### RECORD SET
━━━━━━━━━━

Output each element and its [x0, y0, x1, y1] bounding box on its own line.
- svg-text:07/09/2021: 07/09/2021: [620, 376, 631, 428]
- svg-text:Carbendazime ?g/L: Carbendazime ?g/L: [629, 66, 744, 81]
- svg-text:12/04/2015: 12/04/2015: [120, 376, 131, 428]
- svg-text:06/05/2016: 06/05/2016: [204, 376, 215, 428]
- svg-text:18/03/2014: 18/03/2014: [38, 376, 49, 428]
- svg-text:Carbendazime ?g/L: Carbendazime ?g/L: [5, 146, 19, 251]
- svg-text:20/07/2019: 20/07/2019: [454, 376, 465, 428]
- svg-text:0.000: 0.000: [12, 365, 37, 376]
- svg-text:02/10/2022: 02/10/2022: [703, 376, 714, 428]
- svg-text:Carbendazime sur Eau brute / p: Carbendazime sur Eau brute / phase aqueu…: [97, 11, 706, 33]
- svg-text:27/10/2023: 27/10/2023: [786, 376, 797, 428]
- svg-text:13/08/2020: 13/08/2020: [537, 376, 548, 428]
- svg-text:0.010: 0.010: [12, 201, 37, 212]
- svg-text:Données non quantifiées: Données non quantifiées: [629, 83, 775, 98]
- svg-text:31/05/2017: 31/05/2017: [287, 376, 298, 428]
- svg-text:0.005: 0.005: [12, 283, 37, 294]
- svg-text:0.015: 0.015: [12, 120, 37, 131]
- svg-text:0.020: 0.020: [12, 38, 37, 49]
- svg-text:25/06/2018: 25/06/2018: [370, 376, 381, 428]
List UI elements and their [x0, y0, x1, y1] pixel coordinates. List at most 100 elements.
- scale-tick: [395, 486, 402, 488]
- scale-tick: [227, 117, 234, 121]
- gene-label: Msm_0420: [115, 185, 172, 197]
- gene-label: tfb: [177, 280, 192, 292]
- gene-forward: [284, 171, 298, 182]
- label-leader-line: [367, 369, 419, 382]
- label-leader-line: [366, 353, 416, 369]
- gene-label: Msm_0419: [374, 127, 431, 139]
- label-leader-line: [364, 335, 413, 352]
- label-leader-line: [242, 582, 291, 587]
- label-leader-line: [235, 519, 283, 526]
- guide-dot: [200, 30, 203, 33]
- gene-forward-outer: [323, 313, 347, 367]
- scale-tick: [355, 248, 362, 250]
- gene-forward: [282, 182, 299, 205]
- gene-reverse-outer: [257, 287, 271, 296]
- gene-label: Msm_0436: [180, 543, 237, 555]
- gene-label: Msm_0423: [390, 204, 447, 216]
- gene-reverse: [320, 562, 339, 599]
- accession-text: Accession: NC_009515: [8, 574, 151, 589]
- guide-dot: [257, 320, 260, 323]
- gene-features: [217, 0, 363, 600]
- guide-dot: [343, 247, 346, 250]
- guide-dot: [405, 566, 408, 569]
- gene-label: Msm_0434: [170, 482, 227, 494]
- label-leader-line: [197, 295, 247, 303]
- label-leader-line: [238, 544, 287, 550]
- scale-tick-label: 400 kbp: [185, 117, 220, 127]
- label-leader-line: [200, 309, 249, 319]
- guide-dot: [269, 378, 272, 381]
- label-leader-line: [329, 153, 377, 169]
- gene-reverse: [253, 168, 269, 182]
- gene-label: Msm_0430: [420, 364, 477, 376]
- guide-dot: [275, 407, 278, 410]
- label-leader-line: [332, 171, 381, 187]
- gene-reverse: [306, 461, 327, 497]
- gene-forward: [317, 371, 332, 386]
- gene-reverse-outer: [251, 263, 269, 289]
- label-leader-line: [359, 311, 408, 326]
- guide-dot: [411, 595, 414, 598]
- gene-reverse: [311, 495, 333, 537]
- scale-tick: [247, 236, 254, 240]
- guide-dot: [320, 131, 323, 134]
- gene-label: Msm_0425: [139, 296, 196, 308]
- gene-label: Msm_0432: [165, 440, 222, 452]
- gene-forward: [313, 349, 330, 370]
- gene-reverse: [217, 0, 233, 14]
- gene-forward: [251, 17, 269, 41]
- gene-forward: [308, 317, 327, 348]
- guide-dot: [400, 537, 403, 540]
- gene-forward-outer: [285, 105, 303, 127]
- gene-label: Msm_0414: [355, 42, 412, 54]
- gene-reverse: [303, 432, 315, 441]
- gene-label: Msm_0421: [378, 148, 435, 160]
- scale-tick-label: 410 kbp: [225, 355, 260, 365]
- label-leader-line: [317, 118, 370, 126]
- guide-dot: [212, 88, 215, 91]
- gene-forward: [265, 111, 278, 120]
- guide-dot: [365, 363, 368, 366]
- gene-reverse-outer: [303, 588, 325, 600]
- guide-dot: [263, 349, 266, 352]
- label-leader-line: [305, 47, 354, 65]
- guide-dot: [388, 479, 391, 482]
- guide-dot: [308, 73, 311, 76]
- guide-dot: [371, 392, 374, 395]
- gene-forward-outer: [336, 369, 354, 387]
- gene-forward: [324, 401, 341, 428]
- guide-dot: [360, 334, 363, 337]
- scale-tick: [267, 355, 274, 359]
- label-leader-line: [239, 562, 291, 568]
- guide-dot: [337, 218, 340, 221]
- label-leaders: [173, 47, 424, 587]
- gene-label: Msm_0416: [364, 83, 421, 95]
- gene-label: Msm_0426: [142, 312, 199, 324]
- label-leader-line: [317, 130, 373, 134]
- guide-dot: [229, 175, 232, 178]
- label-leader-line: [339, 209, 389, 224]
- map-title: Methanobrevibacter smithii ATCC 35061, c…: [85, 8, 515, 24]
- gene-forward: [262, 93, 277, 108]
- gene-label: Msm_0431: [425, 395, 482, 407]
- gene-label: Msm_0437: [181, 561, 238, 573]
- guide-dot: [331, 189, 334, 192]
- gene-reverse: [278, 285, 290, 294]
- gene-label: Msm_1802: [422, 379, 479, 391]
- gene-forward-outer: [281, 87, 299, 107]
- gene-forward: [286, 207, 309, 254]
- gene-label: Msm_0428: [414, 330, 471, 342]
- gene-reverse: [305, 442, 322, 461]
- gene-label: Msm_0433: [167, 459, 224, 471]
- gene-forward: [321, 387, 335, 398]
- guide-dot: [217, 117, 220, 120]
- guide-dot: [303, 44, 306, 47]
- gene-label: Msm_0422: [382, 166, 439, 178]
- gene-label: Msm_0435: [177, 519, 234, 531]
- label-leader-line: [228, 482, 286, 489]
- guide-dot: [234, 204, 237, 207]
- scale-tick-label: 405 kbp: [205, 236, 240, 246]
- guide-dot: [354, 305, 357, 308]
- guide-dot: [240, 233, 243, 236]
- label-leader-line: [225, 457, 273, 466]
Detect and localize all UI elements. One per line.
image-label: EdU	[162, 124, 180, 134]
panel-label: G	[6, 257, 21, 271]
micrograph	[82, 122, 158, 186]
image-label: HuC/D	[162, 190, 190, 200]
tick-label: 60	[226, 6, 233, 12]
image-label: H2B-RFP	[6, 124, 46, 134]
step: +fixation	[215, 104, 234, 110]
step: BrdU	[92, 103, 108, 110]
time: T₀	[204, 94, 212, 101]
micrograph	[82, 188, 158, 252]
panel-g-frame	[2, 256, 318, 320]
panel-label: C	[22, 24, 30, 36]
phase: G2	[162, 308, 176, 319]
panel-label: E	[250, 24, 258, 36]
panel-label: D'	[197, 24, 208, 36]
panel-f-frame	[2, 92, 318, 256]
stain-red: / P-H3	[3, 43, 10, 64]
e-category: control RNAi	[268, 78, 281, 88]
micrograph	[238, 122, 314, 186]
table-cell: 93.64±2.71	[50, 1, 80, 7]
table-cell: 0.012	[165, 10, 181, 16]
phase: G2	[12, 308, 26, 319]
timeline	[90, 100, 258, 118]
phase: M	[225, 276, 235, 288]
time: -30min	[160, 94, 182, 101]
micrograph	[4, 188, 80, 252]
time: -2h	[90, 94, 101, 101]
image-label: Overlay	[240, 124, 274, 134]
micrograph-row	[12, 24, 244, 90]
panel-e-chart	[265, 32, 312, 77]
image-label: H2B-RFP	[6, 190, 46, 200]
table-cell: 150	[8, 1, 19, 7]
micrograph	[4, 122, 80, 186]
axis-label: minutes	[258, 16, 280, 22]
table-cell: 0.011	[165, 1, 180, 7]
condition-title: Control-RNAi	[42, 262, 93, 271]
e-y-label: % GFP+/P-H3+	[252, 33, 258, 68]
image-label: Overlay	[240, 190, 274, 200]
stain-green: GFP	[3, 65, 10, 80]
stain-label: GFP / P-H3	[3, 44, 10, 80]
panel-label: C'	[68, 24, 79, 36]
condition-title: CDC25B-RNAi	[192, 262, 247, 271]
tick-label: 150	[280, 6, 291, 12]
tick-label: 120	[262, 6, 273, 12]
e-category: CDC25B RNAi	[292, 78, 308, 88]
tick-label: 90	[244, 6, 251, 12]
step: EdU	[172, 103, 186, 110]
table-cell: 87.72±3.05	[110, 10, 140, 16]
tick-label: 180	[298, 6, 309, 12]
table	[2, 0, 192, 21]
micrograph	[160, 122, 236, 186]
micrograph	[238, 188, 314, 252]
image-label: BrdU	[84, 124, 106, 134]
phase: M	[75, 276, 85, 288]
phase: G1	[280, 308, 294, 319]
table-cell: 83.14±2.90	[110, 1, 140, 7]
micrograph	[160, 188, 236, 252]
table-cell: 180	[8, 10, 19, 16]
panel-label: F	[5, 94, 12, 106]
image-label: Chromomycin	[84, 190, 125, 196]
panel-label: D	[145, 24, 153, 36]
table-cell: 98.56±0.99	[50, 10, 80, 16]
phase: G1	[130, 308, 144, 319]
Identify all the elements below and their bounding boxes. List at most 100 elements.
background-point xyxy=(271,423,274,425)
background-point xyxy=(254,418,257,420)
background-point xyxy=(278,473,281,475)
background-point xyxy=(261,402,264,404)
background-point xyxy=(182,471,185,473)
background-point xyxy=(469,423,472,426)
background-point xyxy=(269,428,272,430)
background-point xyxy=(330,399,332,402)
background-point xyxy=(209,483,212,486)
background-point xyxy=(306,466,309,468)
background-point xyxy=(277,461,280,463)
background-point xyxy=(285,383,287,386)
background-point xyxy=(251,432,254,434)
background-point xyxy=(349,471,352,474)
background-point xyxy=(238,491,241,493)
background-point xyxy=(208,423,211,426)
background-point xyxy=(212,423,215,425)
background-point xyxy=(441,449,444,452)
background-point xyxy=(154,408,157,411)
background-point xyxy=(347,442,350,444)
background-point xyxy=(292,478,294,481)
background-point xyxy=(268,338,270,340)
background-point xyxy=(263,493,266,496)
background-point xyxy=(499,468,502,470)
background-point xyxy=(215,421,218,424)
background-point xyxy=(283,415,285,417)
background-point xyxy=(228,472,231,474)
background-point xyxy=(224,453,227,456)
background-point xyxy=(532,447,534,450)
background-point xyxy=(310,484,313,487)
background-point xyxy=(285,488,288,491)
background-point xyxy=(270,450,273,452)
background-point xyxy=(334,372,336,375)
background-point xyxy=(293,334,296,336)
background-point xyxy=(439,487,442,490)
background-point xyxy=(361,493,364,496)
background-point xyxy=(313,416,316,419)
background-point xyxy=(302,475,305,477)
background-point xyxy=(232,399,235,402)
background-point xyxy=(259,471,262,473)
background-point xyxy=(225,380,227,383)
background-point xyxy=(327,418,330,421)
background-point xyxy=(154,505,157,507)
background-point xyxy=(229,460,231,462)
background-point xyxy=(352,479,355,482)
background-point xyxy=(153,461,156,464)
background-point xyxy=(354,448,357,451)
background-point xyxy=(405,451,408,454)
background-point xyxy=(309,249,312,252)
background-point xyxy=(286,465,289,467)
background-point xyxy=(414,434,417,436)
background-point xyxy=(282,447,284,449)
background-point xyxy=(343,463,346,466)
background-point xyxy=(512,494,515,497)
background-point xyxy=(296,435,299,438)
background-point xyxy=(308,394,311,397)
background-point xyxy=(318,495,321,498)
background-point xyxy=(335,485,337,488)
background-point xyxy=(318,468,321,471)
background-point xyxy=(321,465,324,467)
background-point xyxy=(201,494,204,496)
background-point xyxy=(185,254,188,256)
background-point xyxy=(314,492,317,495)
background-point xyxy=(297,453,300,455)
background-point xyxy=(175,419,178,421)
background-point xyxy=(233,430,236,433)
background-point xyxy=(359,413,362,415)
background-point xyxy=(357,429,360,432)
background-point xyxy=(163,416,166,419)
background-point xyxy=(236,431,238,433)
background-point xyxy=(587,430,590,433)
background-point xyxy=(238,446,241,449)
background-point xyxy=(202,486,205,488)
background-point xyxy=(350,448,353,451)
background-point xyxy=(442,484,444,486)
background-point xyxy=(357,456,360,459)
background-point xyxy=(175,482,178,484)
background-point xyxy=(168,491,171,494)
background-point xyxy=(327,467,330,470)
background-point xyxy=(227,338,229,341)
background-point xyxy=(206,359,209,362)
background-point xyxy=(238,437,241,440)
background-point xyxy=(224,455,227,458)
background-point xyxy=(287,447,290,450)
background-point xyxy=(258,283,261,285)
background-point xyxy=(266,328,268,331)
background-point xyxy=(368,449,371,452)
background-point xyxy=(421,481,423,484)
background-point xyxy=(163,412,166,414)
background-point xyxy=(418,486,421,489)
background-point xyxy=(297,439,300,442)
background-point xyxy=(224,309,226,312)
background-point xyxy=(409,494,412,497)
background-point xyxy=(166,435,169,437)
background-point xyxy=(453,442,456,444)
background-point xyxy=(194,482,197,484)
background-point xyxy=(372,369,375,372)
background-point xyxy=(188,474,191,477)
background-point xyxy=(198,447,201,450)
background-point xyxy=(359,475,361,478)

━━━━━━━━━━

### TASK DESCRIPTION
Can you copy the material word for word, from its first line up to and including the line containing "- svg-text:0.005: 0.005: [12, 283, 37, 294]"?

### WRITTEN ANSWER
Output each element and its [x0, y0, x1, y1] bounding box on its own line.
- svg-text:07/09/2021: 07/09/2021: [620, 376, 631, 428]
- svg-text:Carbendazime ?g/L: Carbendazime ?g/L: [629, 66, 744, 81]
- svg-text:12/04/2015: 12/04/2015: [120, 376, 131, 428]
- svg-text:06/05/2016: 06/05/2016: [204, 376, 215, 428]
- svg-text:18/03/2014: 18/03/2014: [38, 376, 49, 428]
- svg-text:Carbendazime ?g/L: Carbendazime ?g/L: [5, 146, 19, 251]
- svg-text:20/07/2019: 20/07/2019: [454, 376, 465, 428]
- svg-text:0.000: 0.000: [12, 365, 37, 376]
- svg-text:02/10/2022: 02/10/2022: [703, 376, 714, 428]
- svg-text:Carbendazime sur Eau brute / p: Carbendazime sur Eau brute / phase aqueu…: [97, 11, 706, 33]
- svg-text:27/10/2023: 27/10/2023: [786, 376, 797, 428]
- svg-text:13/08/2020: 13/08/2020: [537, 376, 548, 428]
- svg-text:0.010: 0.010: [12, 201, 37, 212]
- svg-text:Données non quantifiées: Données non quantifiées: [629, 83, 775, 98]
- svg-text:31/05/2017: 31/05/2017: [287, 376, 298, 428]
- svg-text:0.005: 0.005: [12, 283, 37, 294]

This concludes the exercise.